** BEGIN RECORDS SHOWN **

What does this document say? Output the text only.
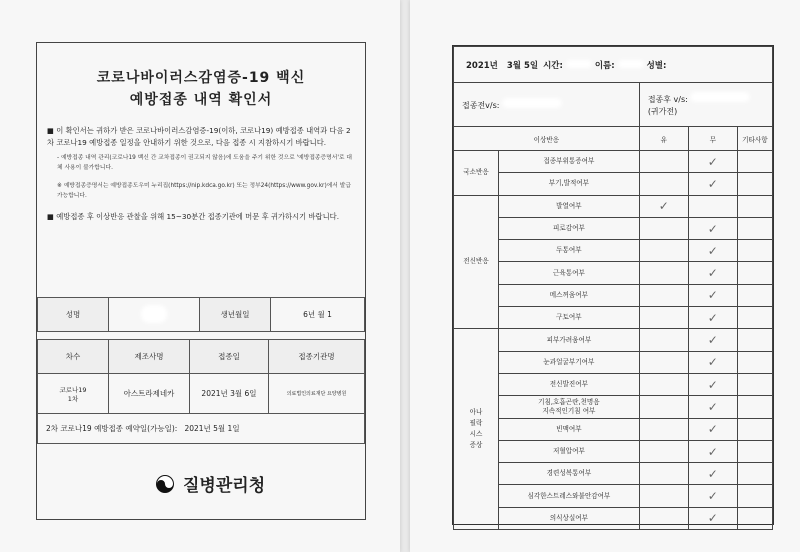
코로나바이러스감염증-19 백신
예방접종 내역 확인서
■ 이 확인서는 귀하가 받은 코로나바이러스감염증-19(이하, 코로나19) 예방접종 내역과 다음 2차 코로나19 예방접종 일정을 안내하기 위한 것으로, 다음 접종 시 지참하시기 바랍니다.
- 예방접종 내역 관리(코로나19 백신 간 교차접종이 권고되지 않음)에 도움을 주기 위한 것으로 '예방접종증명서'로 대체 사용이 불가합니다.
※ 예방접종증명서는 예방접종도우미 누리집(https://nip.kdca.go.kr) 또는 정부24(https://www.gov.kr)에서 발급 가능합니다.
■ 예방접종 후 이상반응 관찰을 위해 15~30분간 접종기관에 머문 후 귀가하시기 바랍니다.
성명		생년월일	6년 월 1
차수	제조사명	접종일	접종기관명
코로나19
1차	아스트라제네카	2021년 3월 6일	의료법인의료재단 요양병원
2차 코로나19 예방접종 예약일(가능일): 2021년 5월 1일			
질병관리청
2021년 3월 5일 시간: 이름: 성별:				
접종전v/s:		접종후 v/s:
(귀가전)		
이상반응		유	무	기타사항
국소반응	접종부위통증여부		✓	
	부기,발적여부		✓	
전신반응	발열여부	✓		
	피로감여부		✓	
	두통여부		✓	
	근육통여부		✓	
	메스꺼움여부		✓	
	구토여부		✓	
아나
필락
시스
증상	피부가려움여부		✓	
	눈과얼굴부기여부		✓	
	전신발진여부		✓	
	기침,호흡곤란,천명음
지속적인기침 여부		✓	
	빈맥여부		✓	
	저혈압여부		✓	
	경련성복통여부		✓	
	심각한스트레스와불안감여부		✓	
	의식상실여부		✓	
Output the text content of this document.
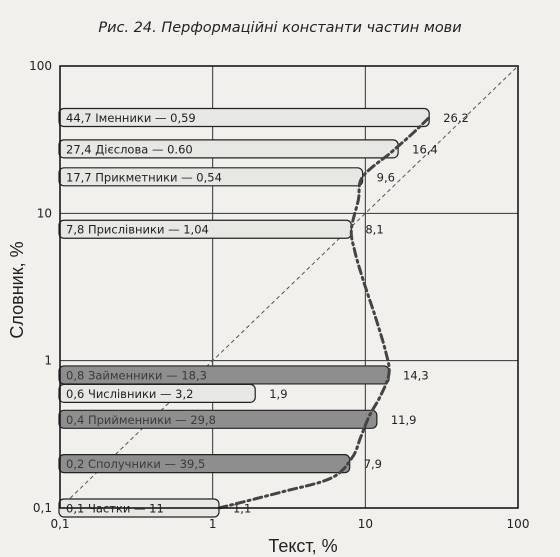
Рис. 24. Перформаційні константи частин мови
44,7 Іменники — 0,59	26.2
27,4 Дієслова — 0.60	16,4
17,7 Прикметники — 0,54	9,6
7,8 Прислівники — 1,04	8,1
0,8 Займенники — 18,3	14,3
0,6 Числівники — 3,2	1,9
0,4 Прийменники — 29,8	11,9
0,2 Сполучники — 39,5	7,9
0,1 Частки — 11	1,1
0,1
0,1
1
1
10
10
100
100
Текст, %
Словник, %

** END RECORDS SHOWN **

__INSTRUCTIONS FOR THE TASK__: Only the lines from the line bearing "Output the text content of this document." to the end of the listing above, both inclusive, should be extracted verbatim; the pictures are excluded.

__FINISHED EXERCISE__:
Output the text content of this document.
Рис. 24. Перформаційні константи частин мови
44,7 Іменники — 0,59	26.2
27,4 Дієслова — 0.60	16,4
17,7 Прикметники — 0,54	9,6
7,8 Прислівники — 1,04	8,1
0,8 Займенники — 18,3	14,3
0,6 Числівники — 3,2	1,9
0,4 Прийменники — 29,8	11,9
0,2 Сполучники — 39,5	7,9
0,1 Частки — 11	1,1
0,1
0,1
1
1
10
10
100
100
Текст, %
Словник, %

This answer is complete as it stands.